The problem
Every record must appear in your copy exactly as written, with no pictures.
>> BEGIN Data entries
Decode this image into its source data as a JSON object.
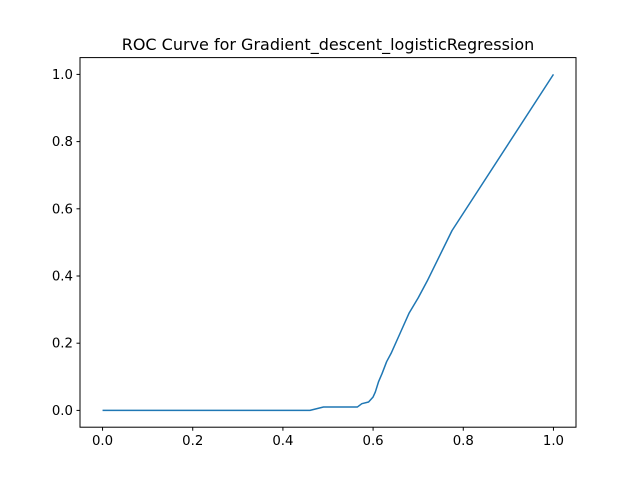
{
  "chart_data": {
    "type": "line",
    "title": "ROC Curve for Gradient_descent_logisticRegression",
    "xlabel": "",
    "ylabel": "",
    "xlim": [
      -0.05,
      1.05
    ],
    "ylim": [
      -0.05,
      1.05
    ],
    "xticks": [
      "0.0",
      "0.2",
      "0.4",
      "0.6",
      "0.8",
      "1.0"
    ],
    "yticks": [
      "0.0",
      "0.2",
      "0.4",
      "0.6",
      "0.8",
      "1.0"
    ],
    "grid": false,
    "legend": "none",
    "series": [
      {
        "color": "#1f77b4",
        "x": [
          0.0,
          0.46,
          0.49,
          0.565,
          0.575,
          0.59,
          0.6,
          0.605,
          0.612,
          0.62,
          0.63,
          0.64,
          0.66,
          0.68,
          0.7,
          0.72,
          0.775,
          1.0
        ],
        "y": [
          0.0,
          0.0,
          0.01,
          0.01,
          0.02,
          0.025,
          0.04,
          0.055,
          0.085,
          0.11,
          0.145,
          0.17,
          0.23,
          0.29,
          0.335,
          0.385,
          0.535,
          1.0
        ]
      }
    ]
  }
}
>> END Data entries
Exercise result
Decode this image into its source data as a JSON object.
{
  "chart_data": {
    "type": "line",
    "title": "ROC Curve for Gradient_descent_logisticRegression",
    "xlabel": "",
    "ylabel": "",
    "xlim": [
      -0.05,
      1.05
    ],
    "ylim": [
      -0.05,
      1.05
    ],
    "xticks": [
      "0.0",
      "0.2",
      "0.4",
      "0.6",
      "0.8",
      "1.0"
    ],
    "yticks": [
      "0.0",
      "0.2",
      "0.4",
      "0.6",
      "0.8",
      "1.0"
    ],
    "grid": false,
    "legend": "none",
    "series": [
      {
        "color": "#1f77b4",
        "x": [
          0.0,
          0.46,
          0.49,
          0.565,
          0.575,
          0.59,
          0.6,
          0.605,
          0.612,
          0.62,
          0.63,
          0.64,
          0.66,
          0.68,
          0.7,
          0.72,
          0.775,
          1.0
        ],
        "y": [
          0.0,
          0.0,
          0.01,
          0.01,
          0.02,
          0.025,
          0.04,
          0.055,
          0.085,
          0.11,
          0.145,
          0.17,
          0.23,
          0.29,
          0.335,
          0.385,
          0.535,
          1.0
        ]
      }
    ]
  }
}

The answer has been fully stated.